Please copy word for word the lines from the first one down to the line containing "time-chart-x-axis-label: Time [507, 279, 540, 294]", with both of those lines included.
>> start INFORMATION SUPPLIED
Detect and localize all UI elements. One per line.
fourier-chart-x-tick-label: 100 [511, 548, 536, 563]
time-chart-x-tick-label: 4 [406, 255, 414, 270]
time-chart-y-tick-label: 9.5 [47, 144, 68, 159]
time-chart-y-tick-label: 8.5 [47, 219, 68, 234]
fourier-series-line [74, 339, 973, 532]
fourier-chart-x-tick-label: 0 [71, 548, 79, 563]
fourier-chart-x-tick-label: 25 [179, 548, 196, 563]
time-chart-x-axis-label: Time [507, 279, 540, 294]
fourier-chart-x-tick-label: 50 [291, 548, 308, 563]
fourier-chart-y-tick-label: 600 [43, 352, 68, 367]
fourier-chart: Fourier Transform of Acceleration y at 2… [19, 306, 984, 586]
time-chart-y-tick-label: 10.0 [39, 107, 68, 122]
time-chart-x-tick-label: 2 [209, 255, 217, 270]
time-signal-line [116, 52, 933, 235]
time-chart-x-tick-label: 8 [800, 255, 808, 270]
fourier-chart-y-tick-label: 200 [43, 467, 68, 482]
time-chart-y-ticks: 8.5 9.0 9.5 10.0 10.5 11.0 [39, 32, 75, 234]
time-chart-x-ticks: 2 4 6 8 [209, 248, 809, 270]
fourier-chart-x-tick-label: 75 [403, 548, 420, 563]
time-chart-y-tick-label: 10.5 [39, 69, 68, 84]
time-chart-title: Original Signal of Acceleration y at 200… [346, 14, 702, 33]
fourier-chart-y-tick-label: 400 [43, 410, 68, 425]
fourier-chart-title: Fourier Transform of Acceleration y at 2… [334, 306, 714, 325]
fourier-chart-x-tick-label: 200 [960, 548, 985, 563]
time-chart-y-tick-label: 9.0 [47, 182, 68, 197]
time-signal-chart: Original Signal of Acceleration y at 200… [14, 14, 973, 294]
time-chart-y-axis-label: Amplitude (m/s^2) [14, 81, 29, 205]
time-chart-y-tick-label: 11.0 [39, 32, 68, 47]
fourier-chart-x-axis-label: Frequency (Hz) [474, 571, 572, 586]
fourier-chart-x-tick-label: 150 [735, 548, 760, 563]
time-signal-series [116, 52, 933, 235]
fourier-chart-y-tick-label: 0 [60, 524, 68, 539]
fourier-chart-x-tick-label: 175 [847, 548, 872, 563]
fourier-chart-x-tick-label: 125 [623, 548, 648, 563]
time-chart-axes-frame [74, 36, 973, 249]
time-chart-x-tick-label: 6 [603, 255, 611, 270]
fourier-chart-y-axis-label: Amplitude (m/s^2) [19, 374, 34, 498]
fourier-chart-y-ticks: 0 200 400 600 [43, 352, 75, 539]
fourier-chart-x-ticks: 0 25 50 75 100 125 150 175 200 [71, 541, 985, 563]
>> end INFORMATION SUPPLIED
TASK RESULT –
Detect and localize all UI elements. One per line.
fourier-chart-x-tick-label: 100 [511, 548, 536, 563]
time-chart-x-tick-label: 4 [406, 255, 414, 270]
time-chart-y-tick-label: 9.5 [47, 144, 68, 159]
time-chart-y-tick-label: 8.5 [47, 219, 68, 234]
fourier-series-line [74, 339, 973, 532]
fourier-chart-x-tick-label: 0 [71, 548, 79, 563]
fourier-chart-x-tick-label: 25 [179, 548, 196, 563]
time-chart-x-axis-label: Time [507, 279, 540, 294]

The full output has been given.